__What is asked__
For each line that holds "politik", copy the line out.

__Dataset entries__

####################

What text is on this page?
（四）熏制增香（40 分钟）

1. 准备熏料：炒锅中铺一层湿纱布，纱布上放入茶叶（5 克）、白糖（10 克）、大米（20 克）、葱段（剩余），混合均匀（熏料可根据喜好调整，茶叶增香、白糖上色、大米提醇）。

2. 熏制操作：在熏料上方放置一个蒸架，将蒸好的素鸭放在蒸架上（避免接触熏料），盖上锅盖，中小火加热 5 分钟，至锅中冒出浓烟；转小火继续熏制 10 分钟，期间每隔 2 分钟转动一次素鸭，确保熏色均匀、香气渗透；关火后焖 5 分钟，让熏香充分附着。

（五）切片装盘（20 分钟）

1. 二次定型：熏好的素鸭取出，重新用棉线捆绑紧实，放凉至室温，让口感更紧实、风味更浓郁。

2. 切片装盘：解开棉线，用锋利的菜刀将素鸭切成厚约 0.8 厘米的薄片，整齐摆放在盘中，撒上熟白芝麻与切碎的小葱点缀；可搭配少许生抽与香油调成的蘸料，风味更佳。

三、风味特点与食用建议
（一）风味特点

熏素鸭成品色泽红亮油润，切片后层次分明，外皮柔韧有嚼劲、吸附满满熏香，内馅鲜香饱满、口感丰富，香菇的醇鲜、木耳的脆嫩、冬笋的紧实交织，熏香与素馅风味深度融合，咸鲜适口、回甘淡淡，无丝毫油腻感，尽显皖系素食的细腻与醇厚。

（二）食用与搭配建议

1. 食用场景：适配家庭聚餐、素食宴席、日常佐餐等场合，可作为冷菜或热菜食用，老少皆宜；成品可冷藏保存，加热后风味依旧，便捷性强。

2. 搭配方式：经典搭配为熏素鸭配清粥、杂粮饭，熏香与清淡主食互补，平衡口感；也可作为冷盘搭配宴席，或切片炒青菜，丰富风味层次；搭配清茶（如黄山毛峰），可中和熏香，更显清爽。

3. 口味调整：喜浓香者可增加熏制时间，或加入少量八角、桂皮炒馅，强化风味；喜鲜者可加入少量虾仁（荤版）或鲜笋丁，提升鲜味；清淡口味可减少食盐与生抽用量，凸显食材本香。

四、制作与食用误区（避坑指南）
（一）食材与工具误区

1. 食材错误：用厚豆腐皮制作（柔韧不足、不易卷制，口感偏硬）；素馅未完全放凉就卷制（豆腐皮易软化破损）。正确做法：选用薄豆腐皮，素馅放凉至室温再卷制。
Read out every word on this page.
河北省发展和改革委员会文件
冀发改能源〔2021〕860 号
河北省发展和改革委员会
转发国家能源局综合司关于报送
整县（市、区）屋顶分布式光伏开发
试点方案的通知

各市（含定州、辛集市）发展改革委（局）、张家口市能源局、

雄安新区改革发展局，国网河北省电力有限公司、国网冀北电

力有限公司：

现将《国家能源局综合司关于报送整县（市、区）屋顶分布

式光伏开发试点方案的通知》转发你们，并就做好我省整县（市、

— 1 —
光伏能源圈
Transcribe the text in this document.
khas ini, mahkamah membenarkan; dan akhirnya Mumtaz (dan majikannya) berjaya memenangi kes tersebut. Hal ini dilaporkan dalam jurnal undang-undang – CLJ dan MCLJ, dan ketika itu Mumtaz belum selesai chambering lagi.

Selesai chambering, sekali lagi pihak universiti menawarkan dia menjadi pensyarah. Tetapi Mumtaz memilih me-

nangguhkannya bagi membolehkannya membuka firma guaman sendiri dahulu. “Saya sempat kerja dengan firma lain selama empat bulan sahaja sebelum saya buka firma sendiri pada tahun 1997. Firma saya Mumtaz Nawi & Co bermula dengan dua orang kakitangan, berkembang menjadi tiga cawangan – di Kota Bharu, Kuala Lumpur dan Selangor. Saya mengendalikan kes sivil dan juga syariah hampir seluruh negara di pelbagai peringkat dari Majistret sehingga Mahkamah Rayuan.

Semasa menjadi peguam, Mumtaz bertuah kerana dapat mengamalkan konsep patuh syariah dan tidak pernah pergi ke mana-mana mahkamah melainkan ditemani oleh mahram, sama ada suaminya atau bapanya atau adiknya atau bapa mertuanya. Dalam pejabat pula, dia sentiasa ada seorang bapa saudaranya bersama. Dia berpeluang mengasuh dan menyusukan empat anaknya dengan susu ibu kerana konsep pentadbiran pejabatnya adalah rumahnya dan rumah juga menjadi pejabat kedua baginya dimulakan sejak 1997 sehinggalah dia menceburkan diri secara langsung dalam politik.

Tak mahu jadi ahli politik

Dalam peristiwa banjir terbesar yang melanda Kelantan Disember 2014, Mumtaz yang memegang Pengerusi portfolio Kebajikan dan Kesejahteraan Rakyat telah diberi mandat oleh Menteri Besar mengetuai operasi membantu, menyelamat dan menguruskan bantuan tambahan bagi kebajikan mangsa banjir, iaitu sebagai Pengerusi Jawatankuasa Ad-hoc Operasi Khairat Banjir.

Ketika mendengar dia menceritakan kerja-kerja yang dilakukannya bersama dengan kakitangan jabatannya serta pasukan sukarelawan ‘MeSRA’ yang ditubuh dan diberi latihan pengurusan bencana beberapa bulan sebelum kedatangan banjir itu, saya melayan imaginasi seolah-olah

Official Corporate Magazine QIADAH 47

####################

__Exercise answer__
Semasa menjadi peguam, Mumtaz bertuah kerana dapat mengamalkan konsep patuh syariah dan tidak pernah pergi ke mana-mana mahkamah melainkan ditemani oleh mahram, sama ada suaminya atau bapanya atau adiknya atau bapa mertuanya. Dalam pejabat pula, dia sentiasa ada seorang bapa saudaranya bersama. Dia berpeluang mengasuh dan menyusukan empat anaknya dengan susu ibu kerana konsep pentadbiran pejabatnya adalah rumahnya dan rumah juga menjadi pejabat kedua baginya dimulakan sejak 1997 sehinggalah dia menceburkan diri secara langsung dalam politik.
Tak mahu jadi ahli politik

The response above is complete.